[Entries from a dataset]
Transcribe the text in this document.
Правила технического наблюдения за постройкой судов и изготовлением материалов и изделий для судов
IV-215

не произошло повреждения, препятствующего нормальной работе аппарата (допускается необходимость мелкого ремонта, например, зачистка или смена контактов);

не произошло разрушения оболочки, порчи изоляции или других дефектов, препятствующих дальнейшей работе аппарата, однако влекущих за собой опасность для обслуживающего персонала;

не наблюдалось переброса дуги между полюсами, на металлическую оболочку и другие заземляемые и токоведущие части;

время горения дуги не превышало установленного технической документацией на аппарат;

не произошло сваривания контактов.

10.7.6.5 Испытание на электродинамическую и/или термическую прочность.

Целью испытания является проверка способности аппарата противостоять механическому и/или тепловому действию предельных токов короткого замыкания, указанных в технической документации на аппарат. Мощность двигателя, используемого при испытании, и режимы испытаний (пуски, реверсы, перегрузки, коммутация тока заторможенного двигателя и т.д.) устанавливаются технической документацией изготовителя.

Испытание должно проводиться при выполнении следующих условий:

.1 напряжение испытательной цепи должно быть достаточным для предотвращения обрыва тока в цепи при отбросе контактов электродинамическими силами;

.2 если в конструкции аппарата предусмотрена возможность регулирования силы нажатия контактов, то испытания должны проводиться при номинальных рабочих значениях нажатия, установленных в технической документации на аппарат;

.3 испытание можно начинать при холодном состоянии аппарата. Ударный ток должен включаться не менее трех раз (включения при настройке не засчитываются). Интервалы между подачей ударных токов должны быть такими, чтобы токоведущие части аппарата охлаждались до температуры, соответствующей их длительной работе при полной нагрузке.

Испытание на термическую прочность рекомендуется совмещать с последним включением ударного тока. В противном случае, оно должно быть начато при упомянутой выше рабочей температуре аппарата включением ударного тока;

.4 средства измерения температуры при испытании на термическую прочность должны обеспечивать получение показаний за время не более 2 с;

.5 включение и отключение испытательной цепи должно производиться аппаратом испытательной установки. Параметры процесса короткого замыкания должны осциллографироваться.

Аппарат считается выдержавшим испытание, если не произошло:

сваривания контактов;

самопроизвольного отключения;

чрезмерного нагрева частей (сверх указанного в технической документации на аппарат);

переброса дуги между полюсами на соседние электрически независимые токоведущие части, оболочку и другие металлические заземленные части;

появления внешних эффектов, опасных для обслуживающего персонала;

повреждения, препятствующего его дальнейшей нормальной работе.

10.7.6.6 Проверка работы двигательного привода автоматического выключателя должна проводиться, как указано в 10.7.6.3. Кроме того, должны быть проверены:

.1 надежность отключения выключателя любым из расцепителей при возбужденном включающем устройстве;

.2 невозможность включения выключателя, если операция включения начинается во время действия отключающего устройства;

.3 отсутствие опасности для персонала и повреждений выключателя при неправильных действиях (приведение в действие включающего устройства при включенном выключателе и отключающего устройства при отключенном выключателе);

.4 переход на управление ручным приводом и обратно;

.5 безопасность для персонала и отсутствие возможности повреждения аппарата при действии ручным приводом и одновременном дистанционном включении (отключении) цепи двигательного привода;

THE REQUEST:
Go over the data above and copy every line that has the word "обслуживающего" in it.

THE ANSWER:
не произошло разрушения оболочки, порчи изоляции или других дефектов, препятствующих дальнейшей работе аппарата, однако влекущих за собой опасность для обслуживающего персонала;
появления внешних эффектов, опасных для обслуживающего персонала;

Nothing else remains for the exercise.